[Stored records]
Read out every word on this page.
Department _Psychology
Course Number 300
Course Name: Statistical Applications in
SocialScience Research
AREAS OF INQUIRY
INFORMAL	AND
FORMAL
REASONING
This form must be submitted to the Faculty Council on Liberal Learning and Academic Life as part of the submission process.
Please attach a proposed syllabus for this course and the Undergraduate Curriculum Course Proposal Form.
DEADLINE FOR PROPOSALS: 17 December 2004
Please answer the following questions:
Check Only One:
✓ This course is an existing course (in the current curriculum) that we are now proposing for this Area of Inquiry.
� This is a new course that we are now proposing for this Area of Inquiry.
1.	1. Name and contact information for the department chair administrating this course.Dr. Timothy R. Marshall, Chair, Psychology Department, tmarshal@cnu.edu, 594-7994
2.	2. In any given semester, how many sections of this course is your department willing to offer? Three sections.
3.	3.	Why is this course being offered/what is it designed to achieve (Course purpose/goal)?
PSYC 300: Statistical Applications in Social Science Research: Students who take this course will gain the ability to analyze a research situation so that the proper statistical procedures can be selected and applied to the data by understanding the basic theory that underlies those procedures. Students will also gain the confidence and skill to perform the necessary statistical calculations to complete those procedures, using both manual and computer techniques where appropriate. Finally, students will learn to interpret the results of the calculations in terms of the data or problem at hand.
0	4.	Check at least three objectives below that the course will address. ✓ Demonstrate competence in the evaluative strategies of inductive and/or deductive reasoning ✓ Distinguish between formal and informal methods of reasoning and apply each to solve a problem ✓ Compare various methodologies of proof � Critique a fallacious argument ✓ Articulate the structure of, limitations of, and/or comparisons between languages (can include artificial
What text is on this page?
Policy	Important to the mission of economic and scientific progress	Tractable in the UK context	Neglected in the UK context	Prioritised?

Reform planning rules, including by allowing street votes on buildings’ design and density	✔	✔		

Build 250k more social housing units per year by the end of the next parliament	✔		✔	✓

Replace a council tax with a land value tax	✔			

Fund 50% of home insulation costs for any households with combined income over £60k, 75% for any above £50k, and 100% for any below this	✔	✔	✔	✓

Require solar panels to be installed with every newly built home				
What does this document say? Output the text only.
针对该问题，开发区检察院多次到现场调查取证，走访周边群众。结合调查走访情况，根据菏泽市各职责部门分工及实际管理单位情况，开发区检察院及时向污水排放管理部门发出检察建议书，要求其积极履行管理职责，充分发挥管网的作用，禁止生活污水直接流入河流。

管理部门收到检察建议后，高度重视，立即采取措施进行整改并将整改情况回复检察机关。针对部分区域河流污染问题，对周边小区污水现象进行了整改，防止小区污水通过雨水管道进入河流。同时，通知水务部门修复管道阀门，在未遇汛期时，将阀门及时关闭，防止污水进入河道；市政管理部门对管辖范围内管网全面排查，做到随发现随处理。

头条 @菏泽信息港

TO BE DONE: Look through the data above. Find each line with the string "home" and copy it.

SOLUTION BELOW:
Fund 50% of home insulation costs for any households with combined income over £60k, 75% for any above £50k, and 100% for any below this	✔	✔	✔	✓
Require solar panels to be installed with every newly built home				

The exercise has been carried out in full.